→ WRITTEN EXERCISE A
In the Macbeth article, where was Dr Harney classically trained to sing?
→ WRITTEN EXERCISE B
Reproduce the passage of the Macbeth article starting with "King Duncan gives" and going on through "day become King.".

→ SOURCE

Shakespeare’s great “tragedy of blood”, the play tells the story of Scottish general Macbeth who fought victoriously in a battle between Scotland and Norway. 

King Duncan gives Macbeth the title of Thane of Cawdor and declares his eldest son Malcolm Prince of Cumberland, as heir to the throne.

However, three witches have a premonition that Macbeth will one day become King.

This is when the ambitious, power-craving Lady Macbeth’s deceptive plan comes into force.

She talks her husband into killing the King Duncan and framing the guards, and in turn Malcolm, for his murder.

Macbeth eventually takes the throne but both he and his wife suffer greatly for their sins.

Corruption of power

Themes running through the play include unchecked ambition, corruption of power and the relationship between cruelty and masculinity.

Dr Harney says she accepted the challenge of portraying one of Shakespeare’s most powerful female characters because Macbeth is her favourite Shakespeare play.

“Lady Macbeth is one of the first feminists — women were nothing back then. They didn’t even act on stage — either they were an object of affection or some kind of hideous creature, never somebody with a brain and ambition.

 “I went to an all girls’ school (Havergal College in Toronto) and it was quite a feminist school so I relate to it.”

“It is pretty mainstream that everybody just considers Lady Macbeth to be a wicked person. I don’t see her that way at all because if she was wicked then she wouldn’t have had a conscious. Evil people go and do wicked stuff all the time and can sleep at night.

“She is overly ambitious and even naïve in some ways because didn’t she ever think this thing out. In the same way I don’t see Eve as wicked and this is an obvious Biblical allusion to that.”

You may recognise Dr Harney as the young mother from the CableVision adverts, maybe as the social worker in Lucinda Spurling’s Poverty In Paradise or even from her minor role in Dream Girls. However most of her acting performances have been overseas in Toronto.

She says one of the highlights on the stage was her role as Mary Magdalene in Jesus Christ Superstar at the Talbot Theatre in London Ontario. Above all Dr Harney enjoys singing and dancing — she said that she became disillusioned with black actors being given few opportunities in mainstream theatre aside from black-only “polarised“ plays such as Porgy and Bess.

Dr Harney was classically trained to sing at the Royal Conservatory of Music in Toronto and she is currently with the Bermuda-based rock band Sonique Sanctuary. She says that her singing experience has helped her in her role as Lady Macbeth only in terms of being able to project her voice.

→ DATA BLOCK
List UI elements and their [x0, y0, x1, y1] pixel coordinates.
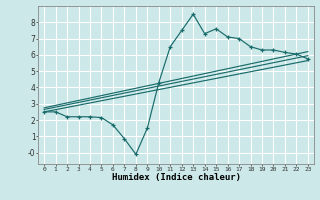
X-axis label: Humidex (Indice chaleur): Humidex (Indice chaleur) [111, 173, 241, 182]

→ WRITTEN REPLY A
At the Royal Conservatory of Music in Toronto.

→ WRITTEN REPLY B
King Duncan gives Macbeth the title of Thane of Cawdor and declares his eldest son Malcolm Prince of Cumberland, as heir to the throne.

However, three witches have a premonition that Macbeth will one day become King.